------ Supplied records

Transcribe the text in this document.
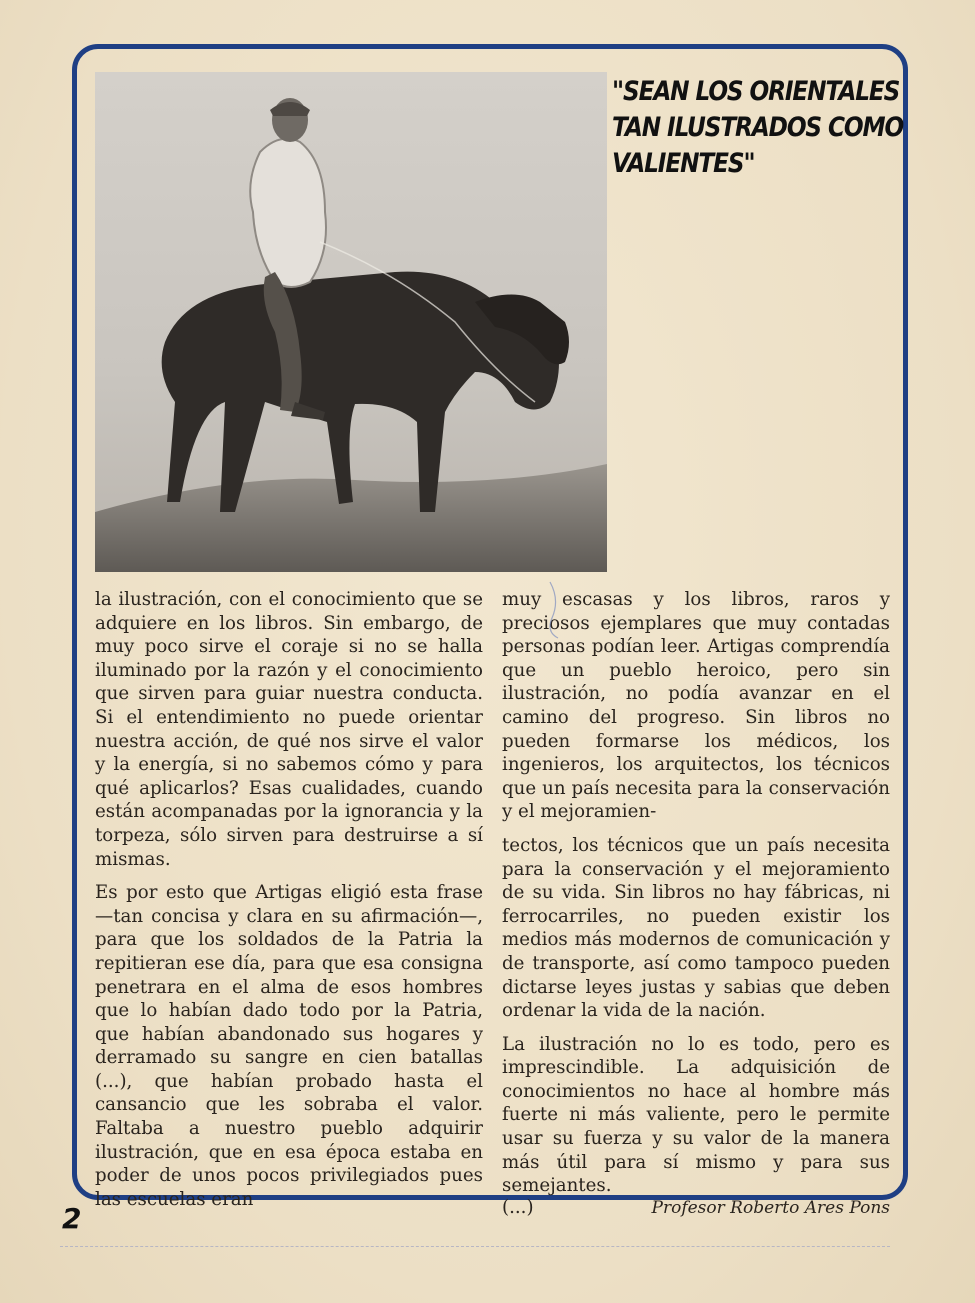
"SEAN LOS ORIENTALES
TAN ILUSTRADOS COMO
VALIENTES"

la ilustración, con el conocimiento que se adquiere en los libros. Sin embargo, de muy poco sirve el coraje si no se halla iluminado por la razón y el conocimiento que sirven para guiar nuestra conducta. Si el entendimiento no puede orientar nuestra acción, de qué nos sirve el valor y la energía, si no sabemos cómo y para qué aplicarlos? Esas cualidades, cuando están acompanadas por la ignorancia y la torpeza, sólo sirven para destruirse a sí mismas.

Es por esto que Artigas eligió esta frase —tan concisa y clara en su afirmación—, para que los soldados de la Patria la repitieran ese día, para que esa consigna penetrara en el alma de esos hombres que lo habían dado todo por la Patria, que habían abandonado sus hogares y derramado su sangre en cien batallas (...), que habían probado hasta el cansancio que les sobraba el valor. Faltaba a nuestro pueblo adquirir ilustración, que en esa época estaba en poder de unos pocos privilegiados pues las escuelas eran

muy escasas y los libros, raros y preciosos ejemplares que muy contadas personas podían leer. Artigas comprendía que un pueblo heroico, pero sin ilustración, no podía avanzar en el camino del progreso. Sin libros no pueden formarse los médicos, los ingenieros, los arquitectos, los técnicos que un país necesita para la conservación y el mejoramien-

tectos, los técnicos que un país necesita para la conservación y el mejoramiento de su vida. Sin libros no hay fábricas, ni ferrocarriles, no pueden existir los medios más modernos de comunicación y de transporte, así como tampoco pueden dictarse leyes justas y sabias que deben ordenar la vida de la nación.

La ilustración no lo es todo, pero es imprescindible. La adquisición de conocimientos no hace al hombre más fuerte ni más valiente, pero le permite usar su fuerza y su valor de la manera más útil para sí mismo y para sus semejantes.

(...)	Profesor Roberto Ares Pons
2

------------

• _Prompt_
Take the entries shown above and quote them verbatim, passing over the pictures.

• _Problem solution_
Transcribe the text in this document.
"SEAN LOS ORIENTALES
TAN ILUSTRADOS COMO
VALIENTES"

la ilustración, con el conocimiento que se adquiere en los libros. Sin embargo, de muy poco sirve el coraje si no se halla iluminado por la razón y el conocimiento que sirven para guiar nuestra conducta. Si el entendimiento no puede orientar nuestra acción, de qué nos sirve el valor y la energía, si no sabemos cómo y para qué aplicarlos? Esas cualidades, cuando están acompanadas por la ignorancia y la torpeza, sólo sirven para destruirse a sí mismas.

Es por esto que Artigas eligió esta frase —tan concisa y clara en su afirmación—, para que los soldados de la Patria la repitieran ese día, para que esa consigna penetrara en el alma de esos hombres que lo habían dado todo por la Patria, que habían abandonado sus hogares y derramado su sangre en cien batallas (...), que habían probado hasta el cansancio que les sobraba el valor. Faltaba a nuestro pueblo adquirir ilustración, que en esa época estaba en poder de unos pocos privilegiados pues las escuelas eran

muy escasas y los libros, raros y preciosos ejemplares que muy contadas personas podían leer. Artigas comprendía que un pueblo heroico, pero sin ilustración, no podía avanzar en el camino del progreso. Sin libros no pueden formarse los médicos, los ingenieros, los arquitectos, los técnicos que un país necesita para la conservación y el mejoramien-

tectos, los técnicos que un país necesita para la conservación y el mejoramiento de su vida. Sin libros no hay fábricas, ni ferrocarriles, no pueden existir los medios más modernos de comunicación y de transporte, así como tampoco pueden dictarse leyes justas y sabias que deben ordenar la vida de la nación.

La ilustración no lo es todo, pero es imprescindible. La adquisición de conocimientos no hace al hombre más fuerte ni más valiente, pero le permite usar su fuerza y su valor de la manera más útil para sí mismo y para sus semejantes.

(...)	Profesor Roberto Ares Pons
2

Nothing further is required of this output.